Task goal: For the data that follows, report how many lines contain the word "或无骑缝章无效", and nothing else.
__________
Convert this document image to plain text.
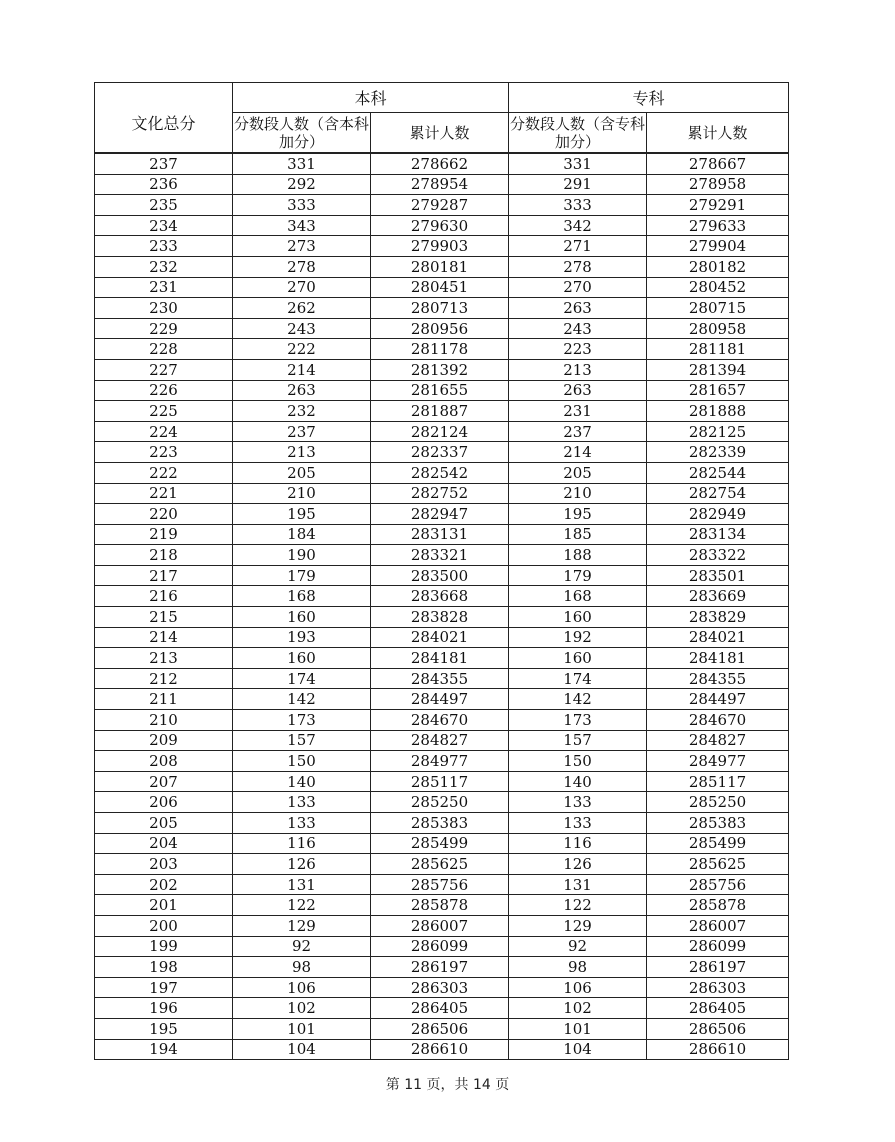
文化总分	本科		专科	
	分数段人数（含本科加分）	累计人数	分数段人数（含专科加分）	累计人数
237	331	278662	331	278667
236	292	278954	291	278958
235	333	279287	333	279291
234	343	279630	342	279633
233	273	279903	271	279904
232	278	280181	278	280182
231	270	280451	270	280452
230	262	280713	263	280715
229	243	280956	243	280958
228	222	281178	223	281181
227	214	281392	213	281394
226	263	281655	263	281657
225	232	281887	231	281888
224	237	282124	237	282125
223	213	282337	214	282339
222	205	282542	205	282544
221	210	282752	210	282754
220	195	282947	195	282949
219	184	283131	185	283134
218	190	283321	188	283322
217	179	283500	179	283501
216	168	283668	168	283669
215	160	283828	160	283829
214	193	284021	192	284021
213	160	284181	160	284181
212	174	284355	174	284355
211	142	284497	142	284497
210	173	284670	173	284670
209	157	284827	157	284827
208	150	284977	150	284977
207	140	285117	140	285117
206	133	285250	133	285250
205	133	285383	133	285383
204	116	285499	116	285499
203	126	285625	126	285625
202	131	285756	131	285756
201	122	285878	122	285878
200	129	286007	129	286007
199	92	286099	92	286099
198	98	286197	98	286197
197	106	286303	106	286303
196	102	286405	102	286405
195	101	286506	101	286506
194	104	286610	104	286610
第 11 页，共 14 页
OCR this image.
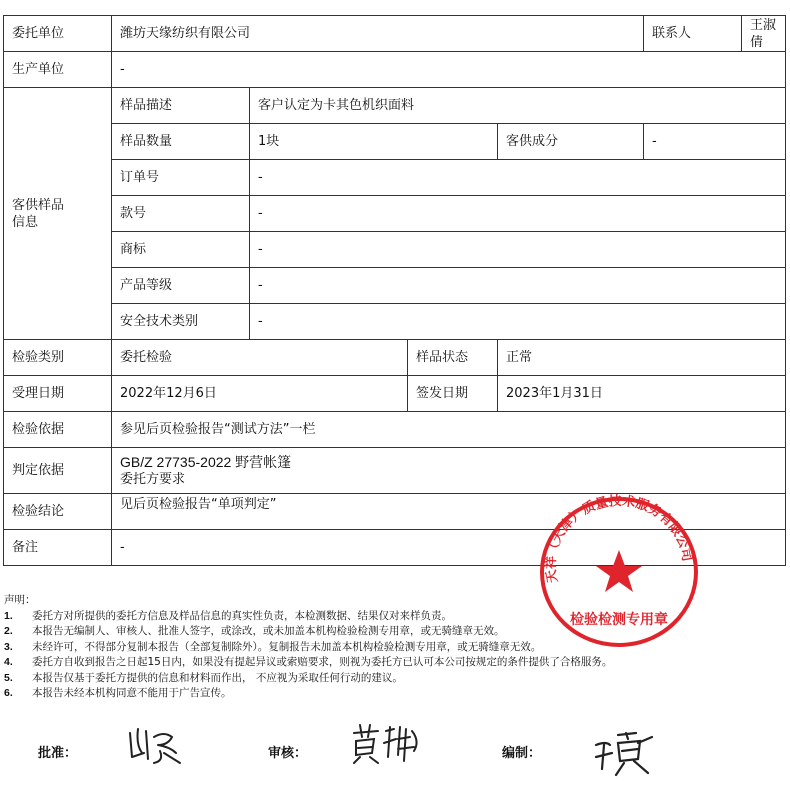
委托单位	潍坊天缘纺织有限公司				联系人	王淑倩
生产单位	-					

客供样品
信息	样品描述	客户认定为卡其色机织面料				
	样品数量	1块		客供成分	-	
	订单号	-				
	款号	-				
	商标	-				
	产品等级	-				
	安全技术类别	-				
检验类别	委托检验		样品状态	正常		
受理日期	2022年12月6日		签发日期	2023年1月31日		
检验依据	参见后页检验报告“测试方法”一栏					
判定依据	GB/Z 27735-2022 野营帐篷
委托方要求					

检验结论	见后页检验报告“单项判定”					
备注	-					
声明：
1.	委托方对所提供的委托方信息及样品信息的真实性负责，本检测数据、结果仅对来样负责。
2.	本报告无编制人、审核人、批准人签字，或涂改，或未加盖本机构检验检测专用章，或无骑缝章无效。
3.	未经许可，不得部分复制本报告（全部复制除外）。复制报告未加盖本机构检验检测专用章，或无骑缝章无效。
4.	委托方自收到报告之日起15日内，如果没有提起异议或索赔要求，则视为委托方已认可本公司按规定的条件提供了合格服务。
5.	本报告仅基于委托方提供的信息和材料而作出， 不应视为采取任何行动的建议。
6.	本报告未经本机构同意不能用于广告宣传。
批准：	审核：	编制：
天祥（天津）质量技术服务有限公司
检验检测专用章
__________
Reply to the exercise: 2